- _RECORDS PROVIDED_
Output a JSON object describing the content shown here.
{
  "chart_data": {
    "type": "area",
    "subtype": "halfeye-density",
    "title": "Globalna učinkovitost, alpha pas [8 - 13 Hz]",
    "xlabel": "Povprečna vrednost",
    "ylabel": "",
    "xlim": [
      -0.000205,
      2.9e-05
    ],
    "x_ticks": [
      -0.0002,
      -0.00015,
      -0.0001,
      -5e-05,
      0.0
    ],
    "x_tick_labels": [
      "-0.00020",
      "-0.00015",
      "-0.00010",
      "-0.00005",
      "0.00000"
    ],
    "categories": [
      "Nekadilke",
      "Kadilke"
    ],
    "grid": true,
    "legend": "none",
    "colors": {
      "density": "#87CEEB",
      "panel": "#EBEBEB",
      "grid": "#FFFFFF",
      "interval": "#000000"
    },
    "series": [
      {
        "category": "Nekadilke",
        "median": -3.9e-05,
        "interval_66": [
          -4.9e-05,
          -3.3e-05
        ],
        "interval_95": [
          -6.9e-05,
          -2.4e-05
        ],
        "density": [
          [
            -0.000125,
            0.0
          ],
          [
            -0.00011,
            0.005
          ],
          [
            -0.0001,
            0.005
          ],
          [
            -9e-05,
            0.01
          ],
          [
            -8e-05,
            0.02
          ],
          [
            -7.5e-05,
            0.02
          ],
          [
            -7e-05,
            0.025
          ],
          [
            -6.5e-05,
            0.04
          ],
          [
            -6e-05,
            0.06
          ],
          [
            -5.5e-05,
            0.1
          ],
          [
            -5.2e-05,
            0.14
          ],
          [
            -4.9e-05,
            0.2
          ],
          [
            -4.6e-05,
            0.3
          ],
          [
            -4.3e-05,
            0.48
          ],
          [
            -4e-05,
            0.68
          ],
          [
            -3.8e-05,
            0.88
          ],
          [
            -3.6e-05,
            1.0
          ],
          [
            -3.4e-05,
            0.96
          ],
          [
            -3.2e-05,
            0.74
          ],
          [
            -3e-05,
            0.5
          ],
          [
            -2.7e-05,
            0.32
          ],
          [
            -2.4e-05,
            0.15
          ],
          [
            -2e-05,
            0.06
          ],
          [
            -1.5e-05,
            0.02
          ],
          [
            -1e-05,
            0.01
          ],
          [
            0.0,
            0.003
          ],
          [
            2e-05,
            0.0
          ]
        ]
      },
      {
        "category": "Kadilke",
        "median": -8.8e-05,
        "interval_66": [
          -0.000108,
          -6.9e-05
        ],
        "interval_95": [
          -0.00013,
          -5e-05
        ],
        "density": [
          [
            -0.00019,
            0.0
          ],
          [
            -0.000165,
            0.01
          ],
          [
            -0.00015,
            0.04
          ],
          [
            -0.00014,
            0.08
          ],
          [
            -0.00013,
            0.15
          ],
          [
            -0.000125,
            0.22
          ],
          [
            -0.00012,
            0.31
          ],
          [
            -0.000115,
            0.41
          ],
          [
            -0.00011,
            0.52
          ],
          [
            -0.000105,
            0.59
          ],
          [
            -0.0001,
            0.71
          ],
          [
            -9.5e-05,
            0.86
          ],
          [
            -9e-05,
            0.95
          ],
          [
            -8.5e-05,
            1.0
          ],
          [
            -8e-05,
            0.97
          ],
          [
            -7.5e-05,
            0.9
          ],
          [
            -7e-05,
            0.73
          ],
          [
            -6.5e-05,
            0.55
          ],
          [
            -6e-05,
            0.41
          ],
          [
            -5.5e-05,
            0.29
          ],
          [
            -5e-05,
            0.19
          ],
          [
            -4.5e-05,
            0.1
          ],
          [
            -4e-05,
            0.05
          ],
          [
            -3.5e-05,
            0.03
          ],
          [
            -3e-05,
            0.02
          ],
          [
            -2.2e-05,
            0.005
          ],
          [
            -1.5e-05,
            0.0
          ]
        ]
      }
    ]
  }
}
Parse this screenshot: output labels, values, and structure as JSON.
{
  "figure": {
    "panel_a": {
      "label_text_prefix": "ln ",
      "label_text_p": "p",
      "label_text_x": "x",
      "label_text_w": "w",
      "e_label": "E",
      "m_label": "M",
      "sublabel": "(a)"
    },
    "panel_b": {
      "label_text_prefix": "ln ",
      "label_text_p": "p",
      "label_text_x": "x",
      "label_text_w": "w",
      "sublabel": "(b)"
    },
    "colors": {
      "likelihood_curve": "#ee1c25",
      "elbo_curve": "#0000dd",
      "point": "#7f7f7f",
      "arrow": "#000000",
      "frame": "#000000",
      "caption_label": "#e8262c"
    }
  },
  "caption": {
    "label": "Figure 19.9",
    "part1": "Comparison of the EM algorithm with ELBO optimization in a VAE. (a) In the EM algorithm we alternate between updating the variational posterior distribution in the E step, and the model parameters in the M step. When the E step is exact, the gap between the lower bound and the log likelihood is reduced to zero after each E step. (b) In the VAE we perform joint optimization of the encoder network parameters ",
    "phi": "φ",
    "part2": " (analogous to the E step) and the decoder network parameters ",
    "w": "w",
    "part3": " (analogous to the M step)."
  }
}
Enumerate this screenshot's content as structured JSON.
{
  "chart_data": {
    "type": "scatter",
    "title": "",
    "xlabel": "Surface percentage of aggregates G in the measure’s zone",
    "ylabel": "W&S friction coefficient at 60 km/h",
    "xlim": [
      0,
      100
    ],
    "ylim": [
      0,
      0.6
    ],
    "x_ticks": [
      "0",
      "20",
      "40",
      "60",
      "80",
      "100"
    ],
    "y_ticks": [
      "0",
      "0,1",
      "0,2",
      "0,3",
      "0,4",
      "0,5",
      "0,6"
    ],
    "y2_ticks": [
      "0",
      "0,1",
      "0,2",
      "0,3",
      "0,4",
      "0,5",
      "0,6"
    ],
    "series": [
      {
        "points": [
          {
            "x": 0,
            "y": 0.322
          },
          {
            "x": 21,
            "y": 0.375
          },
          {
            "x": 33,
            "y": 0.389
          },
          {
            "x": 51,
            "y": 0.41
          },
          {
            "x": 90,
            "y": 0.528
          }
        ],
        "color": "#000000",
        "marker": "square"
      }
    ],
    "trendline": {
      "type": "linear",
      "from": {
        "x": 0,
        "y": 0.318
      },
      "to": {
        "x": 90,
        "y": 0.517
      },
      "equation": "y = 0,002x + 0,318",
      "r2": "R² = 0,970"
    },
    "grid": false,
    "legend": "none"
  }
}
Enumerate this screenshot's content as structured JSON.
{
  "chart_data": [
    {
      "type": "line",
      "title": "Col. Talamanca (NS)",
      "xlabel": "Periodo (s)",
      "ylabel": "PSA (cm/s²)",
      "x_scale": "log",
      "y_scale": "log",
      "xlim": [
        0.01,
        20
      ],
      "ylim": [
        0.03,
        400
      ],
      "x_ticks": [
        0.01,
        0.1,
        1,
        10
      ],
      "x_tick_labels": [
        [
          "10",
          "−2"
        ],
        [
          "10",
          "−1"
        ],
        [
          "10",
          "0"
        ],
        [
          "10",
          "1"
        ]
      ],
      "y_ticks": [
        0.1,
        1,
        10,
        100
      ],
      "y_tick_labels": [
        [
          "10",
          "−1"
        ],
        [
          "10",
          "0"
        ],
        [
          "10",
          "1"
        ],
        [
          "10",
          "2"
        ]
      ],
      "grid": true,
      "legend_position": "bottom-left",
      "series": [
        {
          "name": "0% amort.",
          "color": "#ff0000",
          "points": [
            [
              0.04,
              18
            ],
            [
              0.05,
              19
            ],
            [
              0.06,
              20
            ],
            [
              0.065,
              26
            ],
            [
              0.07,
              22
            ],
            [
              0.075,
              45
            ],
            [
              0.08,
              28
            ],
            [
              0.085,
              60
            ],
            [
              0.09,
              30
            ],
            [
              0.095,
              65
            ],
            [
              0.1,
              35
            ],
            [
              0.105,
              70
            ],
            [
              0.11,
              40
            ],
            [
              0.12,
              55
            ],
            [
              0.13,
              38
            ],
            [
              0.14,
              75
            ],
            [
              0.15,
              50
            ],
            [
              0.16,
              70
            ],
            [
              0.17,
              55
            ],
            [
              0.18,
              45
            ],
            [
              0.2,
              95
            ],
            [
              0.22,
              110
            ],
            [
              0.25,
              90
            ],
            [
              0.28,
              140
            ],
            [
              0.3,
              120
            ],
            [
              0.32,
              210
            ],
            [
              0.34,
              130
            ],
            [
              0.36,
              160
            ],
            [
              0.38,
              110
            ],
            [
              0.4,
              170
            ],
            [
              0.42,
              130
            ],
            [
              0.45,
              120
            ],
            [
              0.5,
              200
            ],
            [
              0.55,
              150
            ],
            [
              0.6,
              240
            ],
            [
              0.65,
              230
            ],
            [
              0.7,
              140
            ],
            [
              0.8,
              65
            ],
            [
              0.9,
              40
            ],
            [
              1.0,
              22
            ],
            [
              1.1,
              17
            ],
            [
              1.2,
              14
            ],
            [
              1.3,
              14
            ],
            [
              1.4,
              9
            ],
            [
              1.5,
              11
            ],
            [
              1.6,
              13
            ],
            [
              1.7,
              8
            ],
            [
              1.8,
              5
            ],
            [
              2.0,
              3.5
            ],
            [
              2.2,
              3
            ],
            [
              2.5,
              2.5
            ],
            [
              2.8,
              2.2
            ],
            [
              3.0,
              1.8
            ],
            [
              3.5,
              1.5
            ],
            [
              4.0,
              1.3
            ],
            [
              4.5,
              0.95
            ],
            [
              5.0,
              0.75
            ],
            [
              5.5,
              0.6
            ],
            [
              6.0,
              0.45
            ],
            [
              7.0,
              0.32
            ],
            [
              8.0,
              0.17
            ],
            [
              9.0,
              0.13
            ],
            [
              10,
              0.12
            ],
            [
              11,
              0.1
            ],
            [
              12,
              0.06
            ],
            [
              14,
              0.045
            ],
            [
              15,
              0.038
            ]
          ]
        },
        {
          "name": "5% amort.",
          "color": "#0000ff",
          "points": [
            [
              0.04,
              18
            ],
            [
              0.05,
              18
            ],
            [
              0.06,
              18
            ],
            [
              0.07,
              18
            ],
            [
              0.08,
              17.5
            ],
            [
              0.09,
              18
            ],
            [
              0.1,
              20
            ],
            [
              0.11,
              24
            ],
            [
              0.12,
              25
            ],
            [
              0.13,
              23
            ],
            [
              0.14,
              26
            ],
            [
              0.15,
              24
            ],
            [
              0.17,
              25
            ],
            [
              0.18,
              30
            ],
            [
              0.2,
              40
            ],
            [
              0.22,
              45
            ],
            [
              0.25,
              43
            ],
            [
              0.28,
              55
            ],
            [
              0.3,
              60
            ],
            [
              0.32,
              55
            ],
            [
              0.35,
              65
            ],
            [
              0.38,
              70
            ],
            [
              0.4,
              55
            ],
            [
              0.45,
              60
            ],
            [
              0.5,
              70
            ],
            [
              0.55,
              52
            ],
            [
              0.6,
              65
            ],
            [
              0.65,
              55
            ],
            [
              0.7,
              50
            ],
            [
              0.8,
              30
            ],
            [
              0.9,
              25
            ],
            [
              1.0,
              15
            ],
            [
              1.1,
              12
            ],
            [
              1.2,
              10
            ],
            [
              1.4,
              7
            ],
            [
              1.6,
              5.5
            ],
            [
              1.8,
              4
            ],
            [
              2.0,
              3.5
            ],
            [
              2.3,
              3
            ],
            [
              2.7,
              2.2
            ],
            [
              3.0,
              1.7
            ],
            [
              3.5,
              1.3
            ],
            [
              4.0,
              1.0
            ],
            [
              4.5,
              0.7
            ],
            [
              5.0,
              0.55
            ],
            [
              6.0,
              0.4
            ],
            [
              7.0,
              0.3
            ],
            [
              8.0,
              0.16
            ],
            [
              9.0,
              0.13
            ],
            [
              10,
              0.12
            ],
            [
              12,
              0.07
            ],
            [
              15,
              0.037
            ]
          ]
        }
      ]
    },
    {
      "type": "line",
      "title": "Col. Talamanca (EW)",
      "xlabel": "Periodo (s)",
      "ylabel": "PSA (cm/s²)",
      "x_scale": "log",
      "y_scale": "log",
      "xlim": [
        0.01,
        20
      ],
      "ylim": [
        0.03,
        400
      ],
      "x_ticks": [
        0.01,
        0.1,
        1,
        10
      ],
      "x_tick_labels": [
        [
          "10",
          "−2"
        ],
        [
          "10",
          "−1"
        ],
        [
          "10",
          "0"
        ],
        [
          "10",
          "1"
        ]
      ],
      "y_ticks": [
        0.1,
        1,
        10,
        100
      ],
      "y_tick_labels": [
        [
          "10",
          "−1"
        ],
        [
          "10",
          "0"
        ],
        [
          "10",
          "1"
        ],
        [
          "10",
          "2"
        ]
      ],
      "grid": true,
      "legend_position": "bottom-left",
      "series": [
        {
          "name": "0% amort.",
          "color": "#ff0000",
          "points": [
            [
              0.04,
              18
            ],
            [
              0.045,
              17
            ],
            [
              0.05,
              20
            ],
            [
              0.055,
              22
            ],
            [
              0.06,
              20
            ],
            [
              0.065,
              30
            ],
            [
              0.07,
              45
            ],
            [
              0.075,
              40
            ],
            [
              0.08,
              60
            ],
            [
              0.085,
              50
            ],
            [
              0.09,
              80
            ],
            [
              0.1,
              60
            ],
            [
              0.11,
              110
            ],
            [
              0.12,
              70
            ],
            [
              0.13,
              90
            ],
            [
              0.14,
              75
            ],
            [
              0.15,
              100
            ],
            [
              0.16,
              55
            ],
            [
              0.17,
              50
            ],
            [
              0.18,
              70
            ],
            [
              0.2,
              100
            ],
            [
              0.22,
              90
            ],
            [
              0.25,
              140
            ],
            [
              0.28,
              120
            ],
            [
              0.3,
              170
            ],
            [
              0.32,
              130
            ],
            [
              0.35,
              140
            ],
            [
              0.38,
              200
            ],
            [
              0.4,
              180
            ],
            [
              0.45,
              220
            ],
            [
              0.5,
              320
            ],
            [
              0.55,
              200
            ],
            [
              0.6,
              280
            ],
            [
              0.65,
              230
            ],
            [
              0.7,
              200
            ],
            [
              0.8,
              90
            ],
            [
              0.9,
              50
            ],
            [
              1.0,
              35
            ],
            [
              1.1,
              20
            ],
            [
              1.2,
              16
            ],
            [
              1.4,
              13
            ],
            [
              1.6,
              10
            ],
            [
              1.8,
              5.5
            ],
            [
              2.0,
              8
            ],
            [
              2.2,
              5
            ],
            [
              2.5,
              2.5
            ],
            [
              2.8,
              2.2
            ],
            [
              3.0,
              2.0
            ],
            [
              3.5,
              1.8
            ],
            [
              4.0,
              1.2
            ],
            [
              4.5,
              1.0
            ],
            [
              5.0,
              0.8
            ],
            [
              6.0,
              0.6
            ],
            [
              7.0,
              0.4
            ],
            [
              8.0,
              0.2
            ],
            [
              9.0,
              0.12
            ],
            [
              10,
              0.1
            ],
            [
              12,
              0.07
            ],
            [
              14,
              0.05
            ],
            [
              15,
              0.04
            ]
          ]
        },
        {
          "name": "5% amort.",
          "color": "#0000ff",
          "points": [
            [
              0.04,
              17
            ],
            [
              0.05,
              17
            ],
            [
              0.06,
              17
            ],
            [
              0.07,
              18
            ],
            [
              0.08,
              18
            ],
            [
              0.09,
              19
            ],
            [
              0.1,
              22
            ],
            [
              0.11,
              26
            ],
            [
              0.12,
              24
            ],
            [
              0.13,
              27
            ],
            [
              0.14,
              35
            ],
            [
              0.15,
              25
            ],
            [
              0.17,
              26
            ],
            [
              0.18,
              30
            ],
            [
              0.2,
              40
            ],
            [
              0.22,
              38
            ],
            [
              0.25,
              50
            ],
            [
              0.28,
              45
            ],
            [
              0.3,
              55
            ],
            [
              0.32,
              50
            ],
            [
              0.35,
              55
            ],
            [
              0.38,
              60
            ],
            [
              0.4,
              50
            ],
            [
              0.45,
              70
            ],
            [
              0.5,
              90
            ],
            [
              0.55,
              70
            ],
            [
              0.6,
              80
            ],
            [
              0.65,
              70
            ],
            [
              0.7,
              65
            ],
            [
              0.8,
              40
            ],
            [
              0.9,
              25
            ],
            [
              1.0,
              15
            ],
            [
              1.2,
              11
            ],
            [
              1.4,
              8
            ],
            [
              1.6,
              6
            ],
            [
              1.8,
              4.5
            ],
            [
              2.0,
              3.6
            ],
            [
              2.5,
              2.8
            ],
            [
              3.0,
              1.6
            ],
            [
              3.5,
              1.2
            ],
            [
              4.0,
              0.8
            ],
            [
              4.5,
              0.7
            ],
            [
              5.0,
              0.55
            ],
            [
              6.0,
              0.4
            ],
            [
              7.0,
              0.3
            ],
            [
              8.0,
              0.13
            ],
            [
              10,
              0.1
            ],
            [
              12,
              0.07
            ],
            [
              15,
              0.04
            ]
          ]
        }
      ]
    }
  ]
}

- _TASK STATEMENT_
State only how many lines in the material include "analogous".

- _OUTPUT FOR THIS TASK_
2